Bounding box entries:
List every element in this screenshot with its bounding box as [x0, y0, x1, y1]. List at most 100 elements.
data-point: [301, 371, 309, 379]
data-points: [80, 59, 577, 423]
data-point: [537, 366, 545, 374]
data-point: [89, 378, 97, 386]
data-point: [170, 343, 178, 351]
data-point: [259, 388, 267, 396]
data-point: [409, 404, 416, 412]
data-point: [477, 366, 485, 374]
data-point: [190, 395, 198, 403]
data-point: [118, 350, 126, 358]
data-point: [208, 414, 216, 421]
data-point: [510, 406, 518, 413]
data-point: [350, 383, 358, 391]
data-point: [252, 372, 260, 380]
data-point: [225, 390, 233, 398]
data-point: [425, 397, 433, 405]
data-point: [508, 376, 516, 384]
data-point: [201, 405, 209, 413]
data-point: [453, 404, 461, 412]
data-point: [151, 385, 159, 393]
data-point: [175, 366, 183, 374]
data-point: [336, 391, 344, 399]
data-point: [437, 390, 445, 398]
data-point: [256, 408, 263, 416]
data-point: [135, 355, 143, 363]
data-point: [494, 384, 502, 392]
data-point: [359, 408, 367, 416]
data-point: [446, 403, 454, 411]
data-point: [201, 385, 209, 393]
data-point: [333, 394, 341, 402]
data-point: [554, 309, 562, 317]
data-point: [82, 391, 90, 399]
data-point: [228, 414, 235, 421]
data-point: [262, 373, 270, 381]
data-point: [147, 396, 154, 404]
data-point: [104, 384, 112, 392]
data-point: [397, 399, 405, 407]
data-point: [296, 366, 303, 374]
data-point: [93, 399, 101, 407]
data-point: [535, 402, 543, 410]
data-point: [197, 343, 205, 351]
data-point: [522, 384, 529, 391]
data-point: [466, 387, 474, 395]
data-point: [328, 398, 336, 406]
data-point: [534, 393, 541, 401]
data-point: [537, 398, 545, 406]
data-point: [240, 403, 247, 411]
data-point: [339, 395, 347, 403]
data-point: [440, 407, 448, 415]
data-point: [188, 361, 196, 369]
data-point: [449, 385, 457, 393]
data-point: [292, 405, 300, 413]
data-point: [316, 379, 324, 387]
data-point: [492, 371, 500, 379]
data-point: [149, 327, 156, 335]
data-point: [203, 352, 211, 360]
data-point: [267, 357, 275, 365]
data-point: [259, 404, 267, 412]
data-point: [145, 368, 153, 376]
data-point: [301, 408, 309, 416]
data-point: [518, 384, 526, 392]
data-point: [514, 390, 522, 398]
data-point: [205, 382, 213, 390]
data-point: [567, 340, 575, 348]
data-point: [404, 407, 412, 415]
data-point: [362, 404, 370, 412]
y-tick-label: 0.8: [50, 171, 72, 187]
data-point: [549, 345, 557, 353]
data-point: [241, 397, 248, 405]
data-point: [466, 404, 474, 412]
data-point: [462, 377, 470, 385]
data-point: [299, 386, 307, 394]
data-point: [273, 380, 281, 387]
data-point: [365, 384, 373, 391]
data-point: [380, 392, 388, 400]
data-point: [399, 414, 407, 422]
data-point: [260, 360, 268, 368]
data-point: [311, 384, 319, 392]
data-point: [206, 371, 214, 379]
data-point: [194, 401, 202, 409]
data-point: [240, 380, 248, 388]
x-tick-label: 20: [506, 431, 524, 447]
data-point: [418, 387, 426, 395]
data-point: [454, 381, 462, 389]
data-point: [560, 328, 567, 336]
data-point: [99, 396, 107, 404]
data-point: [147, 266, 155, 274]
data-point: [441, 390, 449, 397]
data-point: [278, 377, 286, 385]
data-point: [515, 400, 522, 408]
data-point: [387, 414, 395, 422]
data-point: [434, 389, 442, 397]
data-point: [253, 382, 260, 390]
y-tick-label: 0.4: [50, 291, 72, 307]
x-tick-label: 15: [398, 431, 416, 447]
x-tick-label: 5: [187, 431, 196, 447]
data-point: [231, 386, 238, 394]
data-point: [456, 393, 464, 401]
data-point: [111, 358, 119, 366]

WORK REQUIRED: Reproduce the material above line for line, with no changes.

ANSWER TO THIS PROBLEM:
List every element in this screenshot with its bounding box as [x0, y0, x1, y1]. List at most 100 elements.
data-point: [301, 371, 309, 379]
data-points: [80, 59, 577, 423]
data-point: [537, 366, 545, 374]
data-point: [89, 378, 97, 386]
data-point: [170, 343, 178, 351]
data-point: [259, 388, 267, 396]
data-point: [409, 404, 416, 412]
data-point: [477, 366, 485, 374]
data-point: [190, 395, 198, 403]
data-point: [118, 350, 126, 358]
data-point: [208, 414, 216, 421]
data-point: [510, 406, 518, 413]
data-point: [350, 383, 358, 391]
data-point: [252, 372, 260, 380]
data-point: [225, 390, 233, 398]
data-point: [425, 397, 433, 405]
data-point: [508, 376, 516, 384]
data-point: [201, 405, 209, 413]
data-point: [453, 404, 461, 412]
data-point: [151, 385, 159, 393]
data-point: [175, 366, 183, 374]
data-point: [336, 391, 344, 399]
data-point: [437, 390, 445, 398]
data-point: [256, 408, 263, 416]
data-point: [135, 355, 143, 363]
data-point: [494, 384, 502, 392]
data-point: [359, 408, 367, 416]
data-point: [446, 403, 454, 411]
data-point: [201, 385, 209, 393]
data-point: [333, 394, 341, 402]
data-point: [554, 309, 562, 317]
data-point: [82, 391, 90, 399]
data-point: [228, 414, 235, 421]
data-point: [262, 373, 270, 381]
data-point: [147, 396, 154, 404]
data-point: [104, 384, 112, 392]
data-point: [397, 399, 405, 407]
data-point: [296, 366, 303, 374]
data-point: [93, 399, 101, 407]
data-point: [535, 402, 543, 410]
data-point: [197, 343, 205, 351]
data-point: [522, 384, 529, 391]
data-point: [466, 387, 474, 395]
data-point: [328, 398, 336, 406]
data-point: [534, 393, 541, 401]
data-point: [537, 398, 545, 406]
data-point: [240, 403, 247, 411]
data-point: [339, 395, 347, 403]
data-point: [440, 407, 448, 415]
data-point: [188, 361, 196, 369]
data-point: [449, 385, 457, 393]
data-point: [292, 405, 300, 413]
data-point: [316, 379, 324, 387]
data-point: [492, 371, 500, 379]
data-point: [149, 327, 156, 335]
data-point: [203, 352, 211, 360]
data-point: [267, 357, 275, 365]
data-point: [259, 404, 267, 412]
data-point: [145, 368, 153, 376]
data-point: [301, 408, 309, 416]
data-point: [518, 384, 526, 392]
data-point: [514, 390, 522, 398]
data-point: [205, 382, 213, 390]
data-point: [567, 340, 575, 348]
data-point: [404, 407, 412, 415]
data-point: [362, 404, 370, 412]
y-tick-label: 0.8: [50, 171, 72, 187]
data-point: [549, 345, 557, 353]
data-point: [241, 397, 248, 405]
data-point: [466, 404, 474, 412]
data-point: [462, 377, 470, 385]
data-point: [299, 386, 307, 394]
data-point: [273, 380, 281, 387]
data-point: [365, 384, 373, 391]
data-point: [380, 392, 388, 400]
data-point: [399, 414, 407, 422]
data-point: [260, 360, 268, 368]
data-point: [311, 384, 319, 392]
data-point: [206, 371, 214, 379]
data-point: [194, 401, 202, 409]
data-point: [240, 380, 248, 388]
x-tick-label: 20: [506, 431, 524, 447]
data-point: [418, 387, 426, 395]
data-point: [454, 381, 462, 389]
data-point: [560, 328, 567, 336]
data-point: [99, 396, 107, 404]
data-point: [147, 266, 155, 274]
data-point: [441, 390, 449, 397]
data-point: [278, 377, 286, 385]
data-point: [515, 400, 522, 408]
data-point: [387, 414, 395, 422]
data-point: [434, 389, 442, 397]
data-point: [253, 382, 260, 390]
y-tick-label: 0.4: [50, 291, 72, 307]
x-tick-label: 15: [398, 431, 416, 447]
x-tick-label: 5: [187, 431, 196, 447]
data-point: [231, 386, 238, 394]
data-point: [456, 393, 464, 401]
data-point: [111, 358, 119, 366]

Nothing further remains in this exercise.